### REQUIREMENTS:
Find every line in the records below that holds the word "VioletOrganicDos" and copy it.

### SUPPLIED RECORDS:
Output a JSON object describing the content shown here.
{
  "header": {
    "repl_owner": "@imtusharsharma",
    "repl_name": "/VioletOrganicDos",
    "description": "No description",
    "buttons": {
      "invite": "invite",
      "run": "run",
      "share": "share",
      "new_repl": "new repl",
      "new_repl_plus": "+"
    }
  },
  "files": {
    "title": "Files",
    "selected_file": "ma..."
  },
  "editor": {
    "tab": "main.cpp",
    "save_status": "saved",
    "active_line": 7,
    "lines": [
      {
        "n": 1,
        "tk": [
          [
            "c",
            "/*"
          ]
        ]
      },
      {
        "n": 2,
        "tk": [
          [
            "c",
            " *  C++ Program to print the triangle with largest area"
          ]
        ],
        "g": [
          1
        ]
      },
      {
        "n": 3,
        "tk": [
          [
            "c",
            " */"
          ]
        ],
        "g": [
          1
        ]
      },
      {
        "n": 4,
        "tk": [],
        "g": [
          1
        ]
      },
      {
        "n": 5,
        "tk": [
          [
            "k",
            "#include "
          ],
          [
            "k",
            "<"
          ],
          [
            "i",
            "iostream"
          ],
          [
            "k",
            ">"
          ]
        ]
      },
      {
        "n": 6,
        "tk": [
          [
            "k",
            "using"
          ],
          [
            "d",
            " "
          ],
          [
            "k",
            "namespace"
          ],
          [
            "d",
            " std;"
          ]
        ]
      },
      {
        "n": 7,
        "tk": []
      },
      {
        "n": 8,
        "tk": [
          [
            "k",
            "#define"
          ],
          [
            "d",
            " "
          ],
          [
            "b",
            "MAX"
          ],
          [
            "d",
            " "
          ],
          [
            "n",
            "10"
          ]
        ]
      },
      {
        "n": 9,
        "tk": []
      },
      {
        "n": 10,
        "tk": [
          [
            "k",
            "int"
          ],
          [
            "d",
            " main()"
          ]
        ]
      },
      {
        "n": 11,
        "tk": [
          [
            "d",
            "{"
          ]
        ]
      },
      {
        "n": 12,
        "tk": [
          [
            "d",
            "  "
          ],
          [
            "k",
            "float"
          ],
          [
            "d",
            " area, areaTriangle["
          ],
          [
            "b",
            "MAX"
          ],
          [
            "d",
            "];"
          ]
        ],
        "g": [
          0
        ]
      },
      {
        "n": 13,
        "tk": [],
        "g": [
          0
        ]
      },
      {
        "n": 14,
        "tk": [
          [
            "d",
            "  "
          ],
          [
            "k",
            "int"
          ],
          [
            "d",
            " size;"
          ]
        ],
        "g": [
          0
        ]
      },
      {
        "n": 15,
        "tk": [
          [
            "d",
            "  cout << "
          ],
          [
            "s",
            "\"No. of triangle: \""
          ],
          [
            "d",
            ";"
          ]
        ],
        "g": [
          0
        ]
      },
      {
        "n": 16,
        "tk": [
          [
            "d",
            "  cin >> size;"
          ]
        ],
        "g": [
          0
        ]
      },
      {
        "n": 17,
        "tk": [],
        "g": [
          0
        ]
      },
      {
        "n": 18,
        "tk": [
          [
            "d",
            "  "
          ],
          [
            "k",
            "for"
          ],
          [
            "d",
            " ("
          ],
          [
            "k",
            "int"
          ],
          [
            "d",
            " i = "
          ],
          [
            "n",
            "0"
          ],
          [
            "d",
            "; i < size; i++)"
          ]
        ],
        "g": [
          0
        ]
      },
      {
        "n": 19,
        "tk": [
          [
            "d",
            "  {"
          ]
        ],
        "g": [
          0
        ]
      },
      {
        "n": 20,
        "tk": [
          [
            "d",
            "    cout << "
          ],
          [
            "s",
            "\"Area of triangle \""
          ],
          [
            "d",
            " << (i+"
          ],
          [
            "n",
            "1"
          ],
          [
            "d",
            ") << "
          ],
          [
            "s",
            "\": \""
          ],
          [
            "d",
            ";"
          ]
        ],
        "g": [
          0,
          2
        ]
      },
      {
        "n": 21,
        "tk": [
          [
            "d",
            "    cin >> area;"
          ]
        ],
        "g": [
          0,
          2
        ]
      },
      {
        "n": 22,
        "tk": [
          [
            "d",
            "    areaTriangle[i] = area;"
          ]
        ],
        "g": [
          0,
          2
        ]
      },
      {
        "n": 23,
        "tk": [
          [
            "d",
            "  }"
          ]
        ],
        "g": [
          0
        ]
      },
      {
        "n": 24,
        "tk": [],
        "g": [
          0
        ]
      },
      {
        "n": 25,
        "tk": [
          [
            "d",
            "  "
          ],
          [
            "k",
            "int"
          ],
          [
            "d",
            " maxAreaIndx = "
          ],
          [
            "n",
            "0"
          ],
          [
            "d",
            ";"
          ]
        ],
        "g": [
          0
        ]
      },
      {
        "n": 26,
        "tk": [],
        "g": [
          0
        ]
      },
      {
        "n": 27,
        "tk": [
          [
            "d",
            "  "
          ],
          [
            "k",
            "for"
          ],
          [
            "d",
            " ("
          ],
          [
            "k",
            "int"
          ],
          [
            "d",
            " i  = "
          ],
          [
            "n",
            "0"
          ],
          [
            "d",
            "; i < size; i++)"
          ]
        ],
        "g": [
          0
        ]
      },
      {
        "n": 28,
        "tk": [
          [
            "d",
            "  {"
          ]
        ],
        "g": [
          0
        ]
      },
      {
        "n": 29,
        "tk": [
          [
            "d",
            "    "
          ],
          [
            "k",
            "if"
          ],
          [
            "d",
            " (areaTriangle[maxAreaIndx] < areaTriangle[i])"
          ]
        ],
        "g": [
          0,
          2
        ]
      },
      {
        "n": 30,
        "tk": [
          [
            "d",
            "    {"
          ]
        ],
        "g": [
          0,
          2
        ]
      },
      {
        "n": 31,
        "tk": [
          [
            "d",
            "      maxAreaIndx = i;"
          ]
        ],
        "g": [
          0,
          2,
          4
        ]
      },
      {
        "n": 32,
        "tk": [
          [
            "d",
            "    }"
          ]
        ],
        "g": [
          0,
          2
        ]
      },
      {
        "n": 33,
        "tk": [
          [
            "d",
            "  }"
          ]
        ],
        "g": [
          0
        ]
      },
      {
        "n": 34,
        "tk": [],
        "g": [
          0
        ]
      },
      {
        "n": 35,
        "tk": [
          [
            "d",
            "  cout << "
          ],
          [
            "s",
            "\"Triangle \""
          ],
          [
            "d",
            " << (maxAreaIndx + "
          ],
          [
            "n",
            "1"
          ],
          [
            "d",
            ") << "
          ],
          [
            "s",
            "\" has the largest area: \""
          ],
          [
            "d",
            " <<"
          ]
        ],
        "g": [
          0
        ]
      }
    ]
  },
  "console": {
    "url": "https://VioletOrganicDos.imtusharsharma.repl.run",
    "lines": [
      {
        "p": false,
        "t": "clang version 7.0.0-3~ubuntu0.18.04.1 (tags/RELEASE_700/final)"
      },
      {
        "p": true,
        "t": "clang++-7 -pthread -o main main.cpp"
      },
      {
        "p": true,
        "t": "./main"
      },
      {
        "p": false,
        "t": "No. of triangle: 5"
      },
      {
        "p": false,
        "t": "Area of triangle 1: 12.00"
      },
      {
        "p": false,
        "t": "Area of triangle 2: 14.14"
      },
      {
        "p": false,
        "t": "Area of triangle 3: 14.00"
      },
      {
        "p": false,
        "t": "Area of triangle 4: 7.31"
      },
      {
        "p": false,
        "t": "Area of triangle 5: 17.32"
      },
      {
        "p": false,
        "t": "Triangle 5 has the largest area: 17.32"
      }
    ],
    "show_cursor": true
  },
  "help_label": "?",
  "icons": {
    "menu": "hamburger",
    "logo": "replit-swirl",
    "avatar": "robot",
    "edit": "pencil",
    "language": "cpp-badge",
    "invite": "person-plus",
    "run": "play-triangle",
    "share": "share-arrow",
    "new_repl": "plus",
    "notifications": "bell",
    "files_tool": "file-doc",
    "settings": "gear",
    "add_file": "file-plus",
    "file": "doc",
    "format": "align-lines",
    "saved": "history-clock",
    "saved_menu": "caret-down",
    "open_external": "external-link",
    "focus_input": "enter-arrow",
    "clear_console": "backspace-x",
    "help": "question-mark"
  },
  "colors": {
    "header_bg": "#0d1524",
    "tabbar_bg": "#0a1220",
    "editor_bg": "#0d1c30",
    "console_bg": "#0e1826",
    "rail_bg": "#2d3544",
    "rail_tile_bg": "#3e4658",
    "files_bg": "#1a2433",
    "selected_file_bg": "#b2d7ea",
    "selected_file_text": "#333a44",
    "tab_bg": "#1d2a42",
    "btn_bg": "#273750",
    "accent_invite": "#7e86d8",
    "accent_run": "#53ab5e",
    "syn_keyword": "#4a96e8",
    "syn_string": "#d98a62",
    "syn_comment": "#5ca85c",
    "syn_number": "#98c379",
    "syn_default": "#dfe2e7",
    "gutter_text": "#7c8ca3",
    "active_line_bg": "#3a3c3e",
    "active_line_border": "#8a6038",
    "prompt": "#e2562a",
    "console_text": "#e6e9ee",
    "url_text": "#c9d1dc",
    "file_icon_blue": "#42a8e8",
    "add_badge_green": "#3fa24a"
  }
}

### EXERCISE ANSWER:
    "repl_name": "/VioletOrganicDos",
    "url": "https://VioletOrganicDos.imtusharsharma.repl.run",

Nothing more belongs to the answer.